▶ _Obiettivo A_: Elenca tutte le persone che nel testo sullo scrivere compaiono con nome e cognome.
▶ _Obiettivo B_: Stampa il testo sullo scrivere da "Quello che penso" giù fino a "da Natalia Ginzburg.".
==== Estratto del testo
Usus scribendi – io non sono uno scrittore
[Quattro nuovi autori che ci spiegano dal di dentro cosa stanno facendo, quale letteratura tentano di produrre. Un pezzo ciascuno. Niente domande, niente sollecitazioni esterne. Il primo contributo è qui. il secondo qui . Il terzo qui . G.B.]
di Cristiano Cavina
E’ difficile parlare dello scrivere, e molto più difficile è dire in proposito qualcosa di originale e soggettivo.
Chi cerca di scrivere per mestiere, e chi ci prova, ha una propria personale idea, che in larga parte però è dovuta alla lettura di pezzi scritti sull’argomento da autori affermati, che a loro volta hanno attinto da opere e autori precedenti, e così via fino ai grandi classici.
Quello che penso sullo scrivere in generale, e sul mio modo di scrivere in particolare, proviene quasi interamente da Stephen King e da Natalia Ginzburg.
Ho sempre trovato irresistibili quei piccoli brani che King mette spesso all’inizio dei suoi volumi.
Penso alla raccolta di racconti ‘A volte ritornano’ e ‘Scheletri’.
In quelle pagine parla di come nascono le sue storie e di come lui ha scoperto la sua vocazione di scrittore.
E’ molto epico, e tenero.
========
==== Materiale mostrato
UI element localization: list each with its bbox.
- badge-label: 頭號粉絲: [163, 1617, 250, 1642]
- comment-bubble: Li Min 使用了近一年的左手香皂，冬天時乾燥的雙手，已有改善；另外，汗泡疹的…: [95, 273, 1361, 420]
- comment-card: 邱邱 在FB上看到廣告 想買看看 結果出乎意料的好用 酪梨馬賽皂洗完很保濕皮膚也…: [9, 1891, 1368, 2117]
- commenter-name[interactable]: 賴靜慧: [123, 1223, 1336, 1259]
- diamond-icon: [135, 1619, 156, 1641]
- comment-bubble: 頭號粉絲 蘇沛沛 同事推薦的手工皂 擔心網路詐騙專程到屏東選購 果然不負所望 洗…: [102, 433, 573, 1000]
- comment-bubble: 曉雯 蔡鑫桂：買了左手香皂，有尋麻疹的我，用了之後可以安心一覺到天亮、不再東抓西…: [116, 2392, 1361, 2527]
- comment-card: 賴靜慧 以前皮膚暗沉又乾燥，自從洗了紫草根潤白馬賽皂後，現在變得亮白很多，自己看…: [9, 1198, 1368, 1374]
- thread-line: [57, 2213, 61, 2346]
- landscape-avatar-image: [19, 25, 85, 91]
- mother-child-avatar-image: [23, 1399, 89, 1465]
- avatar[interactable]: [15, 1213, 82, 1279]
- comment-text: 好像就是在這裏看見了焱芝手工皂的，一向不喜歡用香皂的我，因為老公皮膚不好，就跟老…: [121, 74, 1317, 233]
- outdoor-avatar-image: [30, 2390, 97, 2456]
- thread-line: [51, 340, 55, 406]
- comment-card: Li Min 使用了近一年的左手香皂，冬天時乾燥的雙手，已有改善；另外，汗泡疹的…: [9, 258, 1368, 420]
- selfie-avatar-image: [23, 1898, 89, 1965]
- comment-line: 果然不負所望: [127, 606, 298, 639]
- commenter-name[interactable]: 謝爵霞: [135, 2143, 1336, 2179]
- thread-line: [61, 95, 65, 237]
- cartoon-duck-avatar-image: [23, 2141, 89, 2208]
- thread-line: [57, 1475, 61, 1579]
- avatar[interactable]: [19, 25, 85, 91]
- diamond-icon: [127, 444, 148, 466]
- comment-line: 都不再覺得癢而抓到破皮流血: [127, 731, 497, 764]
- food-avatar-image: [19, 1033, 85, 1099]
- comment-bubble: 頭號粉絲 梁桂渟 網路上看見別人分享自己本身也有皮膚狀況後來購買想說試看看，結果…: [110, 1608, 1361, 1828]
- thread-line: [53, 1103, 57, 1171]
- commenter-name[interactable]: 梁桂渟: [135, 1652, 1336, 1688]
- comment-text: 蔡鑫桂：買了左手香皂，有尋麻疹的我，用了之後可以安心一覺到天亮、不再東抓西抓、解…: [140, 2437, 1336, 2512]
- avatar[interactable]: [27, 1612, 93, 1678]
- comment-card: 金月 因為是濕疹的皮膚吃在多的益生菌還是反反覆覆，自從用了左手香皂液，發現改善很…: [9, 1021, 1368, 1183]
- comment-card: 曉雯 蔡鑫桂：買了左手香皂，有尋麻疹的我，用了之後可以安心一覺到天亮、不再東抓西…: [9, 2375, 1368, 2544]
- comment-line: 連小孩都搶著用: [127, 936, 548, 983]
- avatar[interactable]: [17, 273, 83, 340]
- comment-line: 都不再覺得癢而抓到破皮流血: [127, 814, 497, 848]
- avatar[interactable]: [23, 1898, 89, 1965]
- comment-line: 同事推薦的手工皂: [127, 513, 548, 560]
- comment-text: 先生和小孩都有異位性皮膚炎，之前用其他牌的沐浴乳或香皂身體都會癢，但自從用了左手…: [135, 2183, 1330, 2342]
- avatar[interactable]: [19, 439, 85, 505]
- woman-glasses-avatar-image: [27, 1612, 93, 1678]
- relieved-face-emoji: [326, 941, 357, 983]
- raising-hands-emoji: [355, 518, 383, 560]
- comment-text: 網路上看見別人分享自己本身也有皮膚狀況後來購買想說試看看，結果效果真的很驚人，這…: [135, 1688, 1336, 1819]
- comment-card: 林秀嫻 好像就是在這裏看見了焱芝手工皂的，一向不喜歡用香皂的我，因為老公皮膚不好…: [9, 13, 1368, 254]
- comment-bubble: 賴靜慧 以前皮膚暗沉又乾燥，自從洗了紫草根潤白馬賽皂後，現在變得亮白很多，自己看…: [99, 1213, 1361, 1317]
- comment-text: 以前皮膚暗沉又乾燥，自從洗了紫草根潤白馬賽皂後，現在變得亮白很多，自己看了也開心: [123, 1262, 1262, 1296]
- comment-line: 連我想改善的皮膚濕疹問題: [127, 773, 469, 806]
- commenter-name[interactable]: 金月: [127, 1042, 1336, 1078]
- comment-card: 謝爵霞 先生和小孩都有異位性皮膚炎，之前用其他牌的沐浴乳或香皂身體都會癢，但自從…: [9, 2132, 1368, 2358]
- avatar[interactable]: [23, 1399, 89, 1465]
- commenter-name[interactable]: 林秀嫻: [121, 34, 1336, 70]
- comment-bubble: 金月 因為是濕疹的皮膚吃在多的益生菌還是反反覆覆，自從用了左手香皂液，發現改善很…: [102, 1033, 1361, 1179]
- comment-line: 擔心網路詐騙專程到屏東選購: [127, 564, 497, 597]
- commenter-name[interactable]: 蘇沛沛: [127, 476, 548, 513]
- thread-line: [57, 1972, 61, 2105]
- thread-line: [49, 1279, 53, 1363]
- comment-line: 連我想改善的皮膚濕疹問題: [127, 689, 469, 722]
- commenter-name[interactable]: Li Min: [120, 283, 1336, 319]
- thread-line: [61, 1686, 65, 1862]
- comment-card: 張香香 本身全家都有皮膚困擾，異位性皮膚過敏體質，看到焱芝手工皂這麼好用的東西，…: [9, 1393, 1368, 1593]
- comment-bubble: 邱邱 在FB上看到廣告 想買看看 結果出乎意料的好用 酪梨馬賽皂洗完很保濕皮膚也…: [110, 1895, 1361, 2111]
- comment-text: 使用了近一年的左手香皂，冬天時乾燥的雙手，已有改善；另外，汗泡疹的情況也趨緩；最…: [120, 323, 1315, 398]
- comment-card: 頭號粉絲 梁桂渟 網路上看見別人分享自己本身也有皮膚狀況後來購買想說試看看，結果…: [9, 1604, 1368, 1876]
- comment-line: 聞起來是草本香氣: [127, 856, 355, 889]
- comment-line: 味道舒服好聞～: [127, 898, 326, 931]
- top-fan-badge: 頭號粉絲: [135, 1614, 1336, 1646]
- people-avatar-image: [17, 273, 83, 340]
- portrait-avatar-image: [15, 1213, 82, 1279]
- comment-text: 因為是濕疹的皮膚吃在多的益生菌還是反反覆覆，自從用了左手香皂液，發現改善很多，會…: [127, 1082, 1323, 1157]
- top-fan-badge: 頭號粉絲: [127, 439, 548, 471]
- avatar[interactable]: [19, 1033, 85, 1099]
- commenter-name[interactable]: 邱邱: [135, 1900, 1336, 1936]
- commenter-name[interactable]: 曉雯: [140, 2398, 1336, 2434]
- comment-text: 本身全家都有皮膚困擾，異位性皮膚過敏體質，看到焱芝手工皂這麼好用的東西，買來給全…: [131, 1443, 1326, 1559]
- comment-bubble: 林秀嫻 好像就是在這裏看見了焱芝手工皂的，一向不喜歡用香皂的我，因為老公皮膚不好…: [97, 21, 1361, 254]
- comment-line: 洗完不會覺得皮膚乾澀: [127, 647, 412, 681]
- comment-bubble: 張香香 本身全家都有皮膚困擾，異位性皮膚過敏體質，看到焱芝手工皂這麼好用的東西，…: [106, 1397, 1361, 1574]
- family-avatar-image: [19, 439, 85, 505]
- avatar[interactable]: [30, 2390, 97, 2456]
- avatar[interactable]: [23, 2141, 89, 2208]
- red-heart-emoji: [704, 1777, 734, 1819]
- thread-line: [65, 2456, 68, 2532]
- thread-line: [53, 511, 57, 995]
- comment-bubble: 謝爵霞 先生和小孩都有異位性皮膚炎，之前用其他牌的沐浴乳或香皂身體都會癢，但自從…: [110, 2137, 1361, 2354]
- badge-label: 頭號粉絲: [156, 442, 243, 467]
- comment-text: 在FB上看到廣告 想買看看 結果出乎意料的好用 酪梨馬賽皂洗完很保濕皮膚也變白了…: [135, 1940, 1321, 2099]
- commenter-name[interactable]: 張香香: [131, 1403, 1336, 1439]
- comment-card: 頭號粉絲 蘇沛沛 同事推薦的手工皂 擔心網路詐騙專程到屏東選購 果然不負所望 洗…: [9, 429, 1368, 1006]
========
▶ _Risposta svolta A_: Cristiano Cavina, Stephen King, Natalia Ginzburg

▶ _Risposta svolta B_:
Quello che penso sullo scrivere in generale, e sul mio modo di scrivere in particolare, proviene quasi interamente da Stephen King e da Natalia Ginzburg.